GOAL: Write down every entry below once more, exactly.

Records that describe figures
[start]

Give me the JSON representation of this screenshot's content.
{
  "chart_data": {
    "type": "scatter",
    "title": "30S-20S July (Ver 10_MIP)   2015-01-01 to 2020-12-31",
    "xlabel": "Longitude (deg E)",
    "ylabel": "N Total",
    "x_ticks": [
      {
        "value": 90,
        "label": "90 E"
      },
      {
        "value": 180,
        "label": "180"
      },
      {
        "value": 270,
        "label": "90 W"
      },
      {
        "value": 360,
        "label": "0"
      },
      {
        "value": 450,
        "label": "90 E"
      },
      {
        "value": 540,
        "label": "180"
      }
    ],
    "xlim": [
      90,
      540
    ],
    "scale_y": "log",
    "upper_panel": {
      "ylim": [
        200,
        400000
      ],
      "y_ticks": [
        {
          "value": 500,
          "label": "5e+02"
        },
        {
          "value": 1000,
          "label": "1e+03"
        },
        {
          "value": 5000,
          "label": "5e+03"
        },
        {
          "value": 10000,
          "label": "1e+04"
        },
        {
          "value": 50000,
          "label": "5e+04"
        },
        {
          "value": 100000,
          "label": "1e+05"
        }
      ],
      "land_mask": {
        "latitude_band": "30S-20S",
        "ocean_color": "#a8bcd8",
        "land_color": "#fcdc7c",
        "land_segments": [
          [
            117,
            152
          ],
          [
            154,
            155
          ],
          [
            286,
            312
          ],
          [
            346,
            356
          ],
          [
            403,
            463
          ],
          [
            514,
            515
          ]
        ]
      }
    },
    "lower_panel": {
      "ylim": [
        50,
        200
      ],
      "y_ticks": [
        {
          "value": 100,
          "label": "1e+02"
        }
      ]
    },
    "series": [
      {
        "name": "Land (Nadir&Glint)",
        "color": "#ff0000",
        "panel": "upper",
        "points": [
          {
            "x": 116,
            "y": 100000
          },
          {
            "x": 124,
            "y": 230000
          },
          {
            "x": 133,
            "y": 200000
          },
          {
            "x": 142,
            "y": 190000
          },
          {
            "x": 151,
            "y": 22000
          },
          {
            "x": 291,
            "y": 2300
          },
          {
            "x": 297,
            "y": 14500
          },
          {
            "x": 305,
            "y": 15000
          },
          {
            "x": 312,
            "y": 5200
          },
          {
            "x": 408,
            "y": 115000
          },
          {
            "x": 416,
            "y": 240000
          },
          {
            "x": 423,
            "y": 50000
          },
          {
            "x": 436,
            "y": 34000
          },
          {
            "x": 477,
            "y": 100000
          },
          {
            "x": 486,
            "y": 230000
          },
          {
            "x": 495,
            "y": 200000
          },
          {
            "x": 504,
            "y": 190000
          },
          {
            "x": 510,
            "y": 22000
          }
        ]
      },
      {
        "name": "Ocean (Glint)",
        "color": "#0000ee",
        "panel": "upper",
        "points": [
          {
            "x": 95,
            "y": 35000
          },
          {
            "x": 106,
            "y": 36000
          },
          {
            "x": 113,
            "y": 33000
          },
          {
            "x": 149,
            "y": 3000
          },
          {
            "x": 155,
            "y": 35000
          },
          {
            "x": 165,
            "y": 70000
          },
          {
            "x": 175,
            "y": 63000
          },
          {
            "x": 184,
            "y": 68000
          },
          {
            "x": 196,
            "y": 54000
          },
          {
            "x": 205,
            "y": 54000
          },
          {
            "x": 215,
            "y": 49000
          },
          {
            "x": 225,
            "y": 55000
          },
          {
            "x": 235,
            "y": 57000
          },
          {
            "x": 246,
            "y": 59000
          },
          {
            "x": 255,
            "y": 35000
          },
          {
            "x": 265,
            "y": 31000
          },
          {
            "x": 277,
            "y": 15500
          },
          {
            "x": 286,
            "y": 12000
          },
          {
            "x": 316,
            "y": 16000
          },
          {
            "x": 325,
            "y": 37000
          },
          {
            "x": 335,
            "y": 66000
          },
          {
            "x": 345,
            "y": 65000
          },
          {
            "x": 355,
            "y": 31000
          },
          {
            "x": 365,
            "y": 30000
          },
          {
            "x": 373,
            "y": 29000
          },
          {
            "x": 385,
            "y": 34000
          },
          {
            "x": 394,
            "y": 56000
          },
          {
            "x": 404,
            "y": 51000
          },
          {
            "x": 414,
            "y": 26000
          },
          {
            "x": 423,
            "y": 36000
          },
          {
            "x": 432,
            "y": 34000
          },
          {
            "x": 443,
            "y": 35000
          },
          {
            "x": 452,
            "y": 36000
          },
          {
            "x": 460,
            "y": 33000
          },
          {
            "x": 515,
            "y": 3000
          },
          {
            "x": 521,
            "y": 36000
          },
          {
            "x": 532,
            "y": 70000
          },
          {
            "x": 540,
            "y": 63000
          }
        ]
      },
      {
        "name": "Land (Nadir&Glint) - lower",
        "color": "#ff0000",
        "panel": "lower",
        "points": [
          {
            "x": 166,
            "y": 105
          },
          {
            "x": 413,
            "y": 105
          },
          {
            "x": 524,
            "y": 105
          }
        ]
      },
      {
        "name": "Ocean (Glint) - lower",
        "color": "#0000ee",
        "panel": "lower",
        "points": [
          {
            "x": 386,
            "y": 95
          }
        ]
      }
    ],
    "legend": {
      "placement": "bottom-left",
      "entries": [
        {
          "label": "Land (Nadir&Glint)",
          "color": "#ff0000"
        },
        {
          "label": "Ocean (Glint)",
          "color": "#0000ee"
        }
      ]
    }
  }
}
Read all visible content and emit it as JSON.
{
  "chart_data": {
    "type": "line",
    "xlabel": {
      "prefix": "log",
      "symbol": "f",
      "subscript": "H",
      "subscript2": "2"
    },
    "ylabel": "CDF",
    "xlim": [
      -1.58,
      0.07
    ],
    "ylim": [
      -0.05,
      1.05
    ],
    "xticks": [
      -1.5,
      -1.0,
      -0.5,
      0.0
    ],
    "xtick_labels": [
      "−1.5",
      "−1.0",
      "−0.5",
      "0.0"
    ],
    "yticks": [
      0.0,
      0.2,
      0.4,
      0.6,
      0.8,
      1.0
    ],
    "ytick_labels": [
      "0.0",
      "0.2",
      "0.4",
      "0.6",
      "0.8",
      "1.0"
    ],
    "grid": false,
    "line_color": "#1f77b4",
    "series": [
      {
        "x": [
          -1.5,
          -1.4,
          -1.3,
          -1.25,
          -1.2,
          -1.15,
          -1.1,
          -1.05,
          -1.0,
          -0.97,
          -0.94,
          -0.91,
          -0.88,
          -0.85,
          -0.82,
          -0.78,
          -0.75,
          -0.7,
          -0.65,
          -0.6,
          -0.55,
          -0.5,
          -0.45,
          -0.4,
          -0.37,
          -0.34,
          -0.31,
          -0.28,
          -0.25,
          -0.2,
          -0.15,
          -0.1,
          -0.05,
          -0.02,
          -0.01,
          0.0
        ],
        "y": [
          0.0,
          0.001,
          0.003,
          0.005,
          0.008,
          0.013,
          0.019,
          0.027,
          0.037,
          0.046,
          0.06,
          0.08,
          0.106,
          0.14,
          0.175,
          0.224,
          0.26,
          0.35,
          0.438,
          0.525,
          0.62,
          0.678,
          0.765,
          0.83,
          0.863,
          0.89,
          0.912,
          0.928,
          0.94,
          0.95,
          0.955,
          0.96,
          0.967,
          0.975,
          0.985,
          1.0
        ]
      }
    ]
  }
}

[end]

REPLY:
Give me the JSON representation of this screenshot's content.
{
  "chart_data": {
    "type": "scatter",
    "title": "30S-20S July (Ver 10_MIP)   2015-01-01 to 2020-12-31",
    "xlabel": "Longitude (deg E)",
    "ylabel": "N Total",
    "x_ticks": [
      {
        "value": 90,
        "label": "90 E"
      },
      {
        "value": 180,
        "label": "180"
      },
      {
        "value": 270,
        "label": "90 W"
      },
      {
        "value": 360,
        "label": "0"
      },
      {
        "value": 450,
        "label": "90 E"
      },
      {
        "value": 540,
        "label": "180"
      }
    ],
    "xlim": [
      90,
      540
    ],
    "scale_y": "log",
    "upper_panel": {
      "ylim": [
        200,
        400000
      ],
      "y_ticks": [
        {
          "value": 500,
          "label": "5e+02"
        },
        {
          "value": 1000,
          "label": "1e+03"
        },
        {
          "value": 5000,
          "label": "5e+03"
        },
        {
          "value": 10000,
          "label": "1e+04"
        },
        {
          "value": 50000,
          "label": "5e+04"
        },
        {
          "value": 100000,
          "label": "1e+05"
        }
      ],
      "land_mask": {
        "latitude_band": "30S-20S",
        "ocean_color": "#a8bcd8",
        "land_color": "#fcdc7c",
        "land_segments": [
          [
            117,
            152
          ],
          [
            154,
            155
          ],
          [
            286,
            312
          ],
          [
            346,
            356
          ],
          [
            403,
            463
          ],
          [
            514,
            515
          ]
        ]
      }
    },
    "lower_panel": {
      "ylim": [
        50,
        200
      ],
      "y_ticks": [
        {
          "value": 100,
          "label": "1e+02"
        }
      ]
    },
    "series": [
      {
        "name": "Land (Nadir&Glint)",
        "color": "#ff0000",
        "panel": "upper",
        "points": [
          {
            "x": 116,
            "y": 100000
          },
          {
            "x": 124,
            "y": 230000
          },
          {
            "x": 133,
            "y": 200000
          },
          {
            "x": 142,
            "y": 190000
          },
          {
            "x": 151,
            "y": 22000
          },
          {
            "x": 291,
            "y": 2300
          },
          {
            "x": 297,
            "y": 14500
          },
          {
            "x": 305,
            "y": 15000
          },
          {
            "x": 312,
            "y": 5200
          },
          {
            "x": 408,
            "y": 115000
          },
          {
            "x": 416,
            "y": 240000
          },
          {
            "x": 423,
            "y": 50000
          },
          {
            "x": 436,
            "y": 34000
          },
          {
            "x": 477,
            "y": 100000
          },
          {
            "x": 486,
            "y": 230000
          },
          {
            "x": 495,
            "y": 200000
          },
          {
            "x": 504,
            "y": 190000
          },
          {
            "x": 510,
            "y": 22000
          }
        ]
      },
      {
        "name": "Ocean (Glint)",
        "color": "#0000ee",
        "panel": "upper",
        "points": [
          {
            "x": 95,
            "y": 35000
          },
          {
            "x": 106,
            "y": 36000
          },
          {
            "x": 113,
            "y": 33000
          },
          {
            "x": 149,
            "y": 3000
          },
          {
            "x": 155,
            "y": 35000
          },
          {
            "x": 165,
            "y": 70000
          },
          {
            "x": 175,
            "y": 63000
          },
          {
            "x": 184,
            "y": 68000
          },
          {
            "x": 196,
            "y": 54000
          },
          {
            "x": 205,
            "y": 54000
          },
          {
            "x": 215,
            "y": 49000
          },
          {
            "x": 225,
            "y": 55000
          },
          {
            "x": 235,
            "y": 57000
          },
          {
            "x": 246,
            "y": 59000
          },
          {
            "x": 255,
            "y": 35000
          },
          {
            "x": 265,
            "y": 31000
          },
          {
            "x": 277,
            "y": 15500
          },
          {
            "x": 286,
            "y": 12000
          },
          {
            "x": 316,
            "y": 16000
          },
          {
            "x": 325,
            "y": 37000
          },
          {
            "x": 335,
            "y": 66000
          },
          {
            "x": 345,
            "y": 65000
          },
          {
            "x": 355,
            "y": 31000
          },
          {
            "x": 365,
            "y": 30000
          },
          {
            "x": 373,
            "y": 29000
          },
          {
            "x": 385,
            "y": 34000
          },
          {
            "x": 394,
            "y": 56000
          },
          {
            "x": 404,
            "y": 51000
          },
          {
            "x": 414,
            "y": 26000
          },
          {
            "x": 423,
            "y": 36000
          },
          {
            "x": 432,
            "y": 34000
          },
          {
            "x": 443,
            "y": 35000
          },
          {
            "x": 452,
            "y": 36000
          },
          {
            "x": 460,
            "y": 33000
          },
          {
            "x": 515,
            "y": 3000
          },
          {
            "x": 521,
            "y": 36000
          },
          {
            "x": 532,
            "y": 70000
          },
          {
            "x": 540,
            "y": 63000
          }
        ]
      },
      {
        "name": "Land (Nadir&Glint) - lower",
        "color": "#ff0000",
        "panel": "lower",
        "points": [
          {
            "x": 166,
            "y": 105
          },
          {
            "x": 413,
            "y": 105
          },
          {
            "x": 524,
            "y": 105
          }
        ]
      },
      {
        "name": "Ocean (Glint) - lower",
        "color": "#0000ee",
        "panel": "lower",
        "points": [
          {
            "x": 386,
            "y": 95
          }
        ]
      }
    ],
    "legend": {
      "placement": "bottom-left",
      "entries": [
        {
          "label": "Land (Nadir&Glint)",
          "color": "#ff0000"
        },
        {
          "label": "Ocean (Glint)",
          "color": "#0000ee"
        }
      ]
    }
  }
}
Read all visible content and emit it as JSON.
{
  "chart_data": {
    "type": "line",
    "xlabel": {
      "prefix": "log",
      "symbol": "f",
      "subscript": "H",
      "subscript2": "2"
    },
    "ylabel": "CDF",
    "xlim": [
      -1.58,
      0.07
    ],
    "ylim": [
      -0.05,
      1.05
    ],
    "xticks": [
      -1.5,
      -1.0,
      -0.5,
      0.0
    ],
    "xtick_labels": [
      "−1.5",
      "−1.0",
      "−0.5",
      "0.0"
    ],
    "yticks": [
      0.0,
      0.2,
      0.4,
      0.6,
      0.8,
      1.0
    ],
    "ytick_labels": [
      "0.0",
      "0.2",
      "0.4",
      "0.6",
      "0.8",
      "1.0"
    ],
    "grid": false,
    "line_color": "#1f77b4",
    "series": [
      {
        "x": [
          -1.5,
          -1.4,
          -1.3,
          -1.25,
          -1.2,
          -1.15,
          -1.1,
          -1.05,
          -1.0,
          -0.97,
          -0.94,
          -0.91,
          -0.88,
          -0.85,
          -0.82,
          -0.78,
          -0.75,
          -0.7,
          -0.65,
          -0.6,
          -0.55,
          -0.5,
          -0.45,
          -0.4,
          -0.37,
          -0.34,
          -0.31,
          -0.28,
          -0.25,
          -0.2,
          -0.15,
          -0.1,
          -0.05,
          -0.02,
          -0.01,
          0.0
        ],
        "y": [
          0.0,
          0.001,
          0.003,
          0.005,
          0.008,
          0.013,
          0.019,
          0.027,
          0.037,
          0.046,
          0.06,
          0.08,
          0.106,
          0.14,
          0.175,
          0.224,
          0.26,
          0.35,
          0.438,
          0.525,
          0.62,
          0.678,
          0.765,
          0.83,
          0.863,
          0.89,
          0.912,
          0.928,
          0.94,
          0.95,
          0.955,
          0.96,
          0.967,
          0.975,
          0.985,
          1.0
        ]
      }
    ]
  }
}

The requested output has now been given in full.